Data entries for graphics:
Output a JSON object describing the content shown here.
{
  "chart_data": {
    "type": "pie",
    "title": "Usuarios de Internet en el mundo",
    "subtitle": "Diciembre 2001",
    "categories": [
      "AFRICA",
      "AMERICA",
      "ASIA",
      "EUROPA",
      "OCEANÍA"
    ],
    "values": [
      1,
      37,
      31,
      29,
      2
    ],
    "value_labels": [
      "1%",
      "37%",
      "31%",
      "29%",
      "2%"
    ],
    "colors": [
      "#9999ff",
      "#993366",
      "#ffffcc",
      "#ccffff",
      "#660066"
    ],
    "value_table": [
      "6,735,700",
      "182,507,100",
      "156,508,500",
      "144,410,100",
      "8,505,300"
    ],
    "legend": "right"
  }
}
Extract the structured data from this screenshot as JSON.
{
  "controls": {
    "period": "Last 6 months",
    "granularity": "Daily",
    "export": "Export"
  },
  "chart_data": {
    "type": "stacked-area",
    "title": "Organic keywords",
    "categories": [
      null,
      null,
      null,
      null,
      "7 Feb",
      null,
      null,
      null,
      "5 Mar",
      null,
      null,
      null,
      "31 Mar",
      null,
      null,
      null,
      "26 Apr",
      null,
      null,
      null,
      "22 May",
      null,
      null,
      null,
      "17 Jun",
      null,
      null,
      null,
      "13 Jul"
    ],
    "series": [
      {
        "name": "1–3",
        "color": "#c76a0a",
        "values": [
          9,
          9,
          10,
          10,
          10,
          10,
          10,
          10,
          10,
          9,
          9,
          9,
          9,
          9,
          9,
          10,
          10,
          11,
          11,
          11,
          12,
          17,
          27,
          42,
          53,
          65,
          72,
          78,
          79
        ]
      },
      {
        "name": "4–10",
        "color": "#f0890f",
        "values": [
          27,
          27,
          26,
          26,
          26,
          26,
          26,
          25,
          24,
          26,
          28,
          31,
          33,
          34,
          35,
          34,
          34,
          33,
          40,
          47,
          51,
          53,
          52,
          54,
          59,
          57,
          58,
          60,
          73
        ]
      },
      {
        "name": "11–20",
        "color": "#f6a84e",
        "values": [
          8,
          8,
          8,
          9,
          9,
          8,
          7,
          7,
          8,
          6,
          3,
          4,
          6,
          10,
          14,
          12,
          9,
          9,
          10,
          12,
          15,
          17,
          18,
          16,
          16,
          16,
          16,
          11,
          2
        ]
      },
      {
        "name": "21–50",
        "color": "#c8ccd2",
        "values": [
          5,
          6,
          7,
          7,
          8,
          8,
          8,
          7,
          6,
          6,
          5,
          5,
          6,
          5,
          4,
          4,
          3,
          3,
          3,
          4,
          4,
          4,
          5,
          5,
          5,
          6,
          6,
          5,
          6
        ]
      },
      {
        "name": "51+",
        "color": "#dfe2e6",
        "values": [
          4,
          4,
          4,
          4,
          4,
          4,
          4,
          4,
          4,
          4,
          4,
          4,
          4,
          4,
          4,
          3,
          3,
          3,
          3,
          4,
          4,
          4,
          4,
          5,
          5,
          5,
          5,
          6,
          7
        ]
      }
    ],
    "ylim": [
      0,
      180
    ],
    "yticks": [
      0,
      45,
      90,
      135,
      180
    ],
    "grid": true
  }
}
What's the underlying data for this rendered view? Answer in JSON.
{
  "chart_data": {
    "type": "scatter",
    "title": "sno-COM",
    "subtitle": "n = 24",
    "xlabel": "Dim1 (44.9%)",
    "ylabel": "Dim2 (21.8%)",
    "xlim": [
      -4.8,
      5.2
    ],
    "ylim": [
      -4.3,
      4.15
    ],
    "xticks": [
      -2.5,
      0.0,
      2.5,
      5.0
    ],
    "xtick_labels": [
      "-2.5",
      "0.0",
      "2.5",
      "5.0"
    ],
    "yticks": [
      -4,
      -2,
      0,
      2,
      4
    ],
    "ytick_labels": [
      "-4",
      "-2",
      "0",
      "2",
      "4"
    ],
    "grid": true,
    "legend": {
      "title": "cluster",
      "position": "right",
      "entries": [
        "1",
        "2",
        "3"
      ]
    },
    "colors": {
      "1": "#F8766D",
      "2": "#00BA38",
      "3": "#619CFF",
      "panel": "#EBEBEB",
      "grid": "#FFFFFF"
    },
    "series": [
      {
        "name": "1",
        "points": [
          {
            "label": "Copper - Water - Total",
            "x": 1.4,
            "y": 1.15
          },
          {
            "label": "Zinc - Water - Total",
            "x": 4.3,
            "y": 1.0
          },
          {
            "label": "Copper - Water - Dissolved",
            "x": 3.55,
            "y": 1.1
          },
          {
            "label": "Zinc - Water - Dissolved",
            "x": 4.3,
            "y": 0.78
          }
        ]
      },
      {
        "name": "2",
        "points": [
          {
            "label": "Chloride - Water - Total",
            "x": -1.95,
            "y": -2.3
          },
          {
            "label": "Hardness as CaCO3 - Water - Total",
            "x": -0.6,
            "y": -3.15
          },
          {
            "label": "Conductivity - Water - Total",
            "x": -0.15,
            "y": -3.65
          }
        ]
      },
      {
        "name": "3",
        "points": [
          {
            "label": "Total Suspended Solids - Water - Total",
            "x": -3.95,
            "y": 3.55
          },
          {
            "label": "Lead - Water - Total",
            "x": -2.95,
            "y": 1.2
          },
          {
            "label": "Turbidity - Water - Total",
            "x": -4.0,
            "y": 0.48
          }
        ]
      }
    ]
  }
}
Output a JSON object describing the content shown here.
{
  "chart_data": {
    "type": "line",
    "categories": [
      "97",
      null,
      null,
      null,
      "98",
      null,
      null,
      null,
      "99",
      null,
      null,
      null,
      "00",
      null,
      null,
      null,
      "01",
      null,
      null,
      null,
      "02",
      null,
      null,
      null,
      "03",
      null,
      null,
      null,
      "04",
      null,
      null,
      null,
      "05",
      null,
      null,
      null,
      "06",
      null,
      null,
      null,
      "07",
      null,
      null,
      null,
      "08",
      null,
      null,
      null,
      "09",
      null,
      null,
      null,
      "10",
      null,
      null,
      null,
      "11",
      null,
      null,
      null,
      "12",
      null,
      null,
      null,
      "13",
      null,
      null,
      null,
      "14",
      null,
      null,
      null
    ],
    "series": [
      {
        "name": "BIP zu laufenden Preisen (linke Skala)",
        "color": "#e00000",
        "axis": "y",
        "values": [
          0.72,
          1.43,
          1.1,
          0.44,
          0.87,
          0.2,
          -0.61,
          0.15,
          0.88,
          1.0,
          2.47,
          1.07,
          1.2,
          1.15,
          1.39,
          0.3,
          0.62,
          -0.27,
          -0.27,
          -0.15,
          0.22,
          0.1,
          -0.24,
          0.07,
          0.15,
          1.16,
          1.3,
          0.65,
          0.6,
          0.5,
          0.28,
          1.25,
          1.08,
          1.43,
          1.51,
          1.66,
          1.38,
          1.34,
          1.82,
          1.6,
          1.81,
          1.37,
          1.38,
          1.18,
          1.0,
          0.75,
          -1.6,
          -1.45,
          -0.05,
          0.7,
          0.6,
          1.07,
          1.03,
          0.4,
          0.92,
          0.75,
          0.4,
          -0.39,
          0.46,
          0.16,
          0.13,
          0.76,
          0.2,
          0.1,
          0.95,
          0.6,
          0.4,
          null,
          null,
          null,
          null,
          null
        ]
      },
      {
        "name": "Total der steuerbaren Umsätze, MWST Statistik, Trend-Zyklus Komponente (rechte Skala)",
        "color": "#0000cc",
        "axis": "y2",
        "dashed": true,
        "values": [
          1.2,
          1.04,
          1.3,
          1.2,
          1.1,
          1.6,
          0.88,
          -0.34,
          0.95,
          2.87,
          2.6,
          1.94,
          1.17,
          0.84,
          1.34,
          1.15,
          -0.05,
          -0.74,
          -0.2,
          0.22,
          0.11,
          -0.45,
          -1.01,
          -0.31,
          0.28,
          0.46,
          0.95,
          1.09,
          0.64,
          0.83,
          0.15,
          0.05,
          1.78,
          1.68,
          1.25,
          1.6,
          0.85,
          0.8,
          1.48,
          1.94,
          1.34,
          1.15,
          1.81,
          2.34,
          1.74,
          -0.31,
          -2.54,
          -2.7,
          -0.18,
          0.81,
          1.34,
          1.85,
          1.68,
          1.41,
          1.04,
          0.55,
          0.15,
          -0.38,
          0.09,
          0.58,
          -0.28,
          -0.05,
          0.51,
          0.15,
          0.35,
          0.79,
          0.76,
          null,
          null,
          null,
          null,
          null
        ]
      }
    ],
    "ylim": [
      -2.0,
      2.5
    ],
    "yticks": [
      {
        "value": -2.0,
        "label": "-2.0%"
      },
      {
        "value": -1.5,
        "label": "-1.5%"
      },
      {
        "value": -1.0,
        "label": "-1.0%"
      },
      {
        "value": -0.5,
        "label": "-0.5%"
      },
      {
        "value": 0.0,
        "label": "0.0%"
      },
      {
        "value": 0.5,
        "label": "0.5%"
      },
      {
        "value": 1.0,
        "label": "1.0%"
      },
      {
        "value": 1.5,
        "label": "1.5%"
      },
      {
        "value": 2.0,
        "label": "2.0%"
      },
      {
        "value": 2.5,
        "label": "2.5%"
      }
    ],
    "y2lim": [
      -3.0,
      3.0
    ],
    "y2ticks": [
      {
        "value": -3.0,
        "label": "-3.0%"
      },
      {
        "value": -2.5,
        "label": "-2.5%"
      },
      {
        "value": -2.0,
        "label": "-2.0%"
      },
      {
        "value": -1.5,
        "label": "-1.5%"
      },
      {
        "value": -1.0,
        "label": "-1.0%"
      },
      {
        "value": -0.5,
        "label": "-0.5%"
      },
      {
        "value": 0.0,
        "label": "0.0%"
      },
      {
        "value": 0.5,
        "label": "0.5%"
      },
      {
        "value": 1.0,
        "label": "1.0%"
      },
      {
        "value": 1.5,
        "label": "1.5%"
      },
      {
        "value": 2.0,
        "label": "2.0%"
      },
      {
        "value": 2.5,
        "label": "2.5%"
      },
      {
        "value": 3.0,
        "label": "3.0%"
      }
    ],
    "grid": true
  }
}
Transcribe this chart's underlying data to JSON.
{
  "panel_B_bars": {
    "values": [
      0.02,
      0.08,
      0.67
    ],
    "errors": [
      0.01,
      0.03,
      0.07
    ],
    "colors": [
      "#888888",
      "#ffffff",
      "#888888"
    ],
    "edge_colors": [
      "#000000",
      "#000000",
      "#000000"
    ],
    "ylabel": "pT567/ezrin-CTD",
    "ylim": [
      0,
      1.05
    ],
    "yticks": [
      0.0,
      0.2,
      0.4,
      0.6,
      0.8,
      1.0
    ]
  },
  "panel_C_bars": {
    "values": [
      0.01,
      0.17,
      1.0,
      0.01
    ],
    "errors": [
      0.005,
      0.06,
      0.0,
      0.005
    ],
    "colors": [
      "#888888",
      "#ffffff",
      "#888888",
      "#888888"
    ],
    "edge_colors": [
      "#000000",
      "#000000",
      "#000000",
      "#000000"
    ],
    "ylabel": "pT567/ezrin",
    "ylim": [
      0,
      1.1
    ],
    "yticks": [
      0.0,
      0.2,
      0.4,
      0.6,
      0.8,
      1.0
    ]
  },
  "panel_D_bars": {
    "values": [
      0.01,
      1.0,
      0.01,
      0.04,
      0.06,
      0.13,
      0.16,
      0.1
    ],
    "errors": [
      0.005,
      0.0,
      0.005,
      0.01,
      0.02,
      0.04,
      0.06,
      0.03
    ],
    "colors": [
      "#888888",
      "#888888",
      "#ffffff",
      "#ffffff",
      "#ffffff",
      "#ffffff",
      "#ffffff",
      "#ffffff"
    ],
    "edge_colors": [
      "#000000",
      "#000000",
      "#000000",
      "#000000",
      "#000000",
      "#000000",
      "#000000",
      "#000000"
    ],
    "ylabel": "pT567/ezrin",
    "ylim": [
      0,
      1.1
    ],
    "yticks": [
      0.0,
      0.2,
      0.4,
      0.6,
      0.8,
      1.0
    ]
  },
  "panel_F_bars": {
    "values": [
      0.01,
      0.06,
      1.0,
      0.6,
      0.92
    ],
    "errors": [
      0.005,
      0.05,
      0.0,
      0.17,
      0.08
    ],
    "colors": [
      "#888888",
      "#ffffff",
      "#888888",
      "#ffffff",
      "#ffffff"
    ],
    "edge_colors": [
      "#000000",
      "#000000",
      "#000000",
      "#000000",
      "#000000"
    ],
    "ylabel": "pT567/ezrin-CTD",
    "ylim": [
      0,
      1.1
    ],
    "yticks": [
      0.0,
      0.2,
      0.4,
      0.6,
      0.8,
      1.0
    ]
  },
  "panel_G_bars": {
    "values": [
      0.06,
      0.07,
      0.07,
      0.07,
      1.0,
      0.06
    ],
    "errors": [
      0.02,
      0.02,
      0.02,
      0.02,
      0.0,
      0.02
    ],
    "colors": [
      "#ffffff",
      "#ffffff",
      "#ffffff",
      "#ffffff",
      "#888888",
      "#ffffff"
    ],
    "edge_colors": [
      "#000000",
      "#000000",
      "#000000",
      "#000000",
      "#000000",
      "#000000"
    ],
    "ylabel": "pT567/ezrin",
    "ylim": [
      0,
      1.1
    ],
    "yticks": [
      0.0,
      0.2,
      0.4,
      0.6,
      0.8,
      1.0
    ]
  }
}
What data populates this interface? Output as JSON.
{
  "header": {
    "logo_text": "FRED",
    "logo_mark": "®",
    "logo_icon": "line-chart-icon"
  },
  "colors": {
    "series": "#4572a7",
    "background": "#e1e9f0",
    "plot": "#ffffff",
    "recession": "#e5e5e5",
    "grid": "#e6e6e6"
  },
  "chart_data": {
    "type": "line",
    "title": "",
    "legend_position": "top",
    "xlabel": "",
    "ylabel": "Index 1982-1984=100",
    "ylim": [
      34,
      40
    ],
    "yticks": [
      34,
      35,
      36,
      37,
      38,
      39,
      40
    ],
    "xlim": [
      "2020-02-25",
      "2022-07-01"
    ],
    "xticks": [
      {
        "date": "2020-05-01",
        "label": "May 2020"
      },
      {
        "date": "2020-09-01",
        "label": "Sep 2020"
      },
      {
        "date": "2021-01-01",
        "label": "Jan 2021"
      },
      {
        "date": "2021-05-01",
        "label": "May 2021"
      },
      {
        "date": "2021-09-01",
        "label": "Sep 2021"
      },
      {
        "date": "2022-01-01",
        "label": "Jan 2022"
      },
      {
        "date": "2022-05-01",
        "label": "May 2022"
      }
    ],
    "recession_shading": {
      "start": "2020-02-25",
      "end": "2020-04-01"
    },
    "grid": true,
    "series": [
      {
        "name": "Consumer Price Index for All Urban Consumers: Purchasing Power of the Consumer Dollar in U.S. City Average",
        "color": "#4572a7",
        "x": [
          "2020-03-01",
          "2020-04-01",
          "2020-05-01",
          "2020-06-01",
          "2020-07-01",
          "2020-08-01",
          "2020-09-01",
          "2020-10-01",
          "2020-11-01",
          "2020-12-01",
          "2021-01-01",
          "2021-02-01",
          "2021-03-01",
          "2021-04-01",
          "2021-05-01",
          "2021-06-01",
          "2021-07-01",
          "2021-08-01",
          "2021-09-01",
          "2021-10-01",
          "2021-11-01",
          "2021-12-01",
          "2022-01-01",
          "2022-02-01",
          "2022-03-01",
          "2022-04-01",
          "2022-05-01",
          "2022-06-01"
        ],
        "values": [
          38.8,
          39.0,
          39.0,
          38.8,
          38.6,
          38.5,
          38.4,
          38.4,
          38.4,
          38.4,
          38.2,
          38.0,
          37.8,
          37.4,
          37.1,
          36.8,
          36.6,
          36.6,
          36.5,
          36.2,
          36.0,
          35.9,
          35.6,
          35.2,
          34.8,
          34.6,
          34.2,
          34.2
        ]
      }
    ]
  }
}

Exercise goal: Reply with nothing but a number: how many lines of the entries above contain the string "date"?

Correct result: 7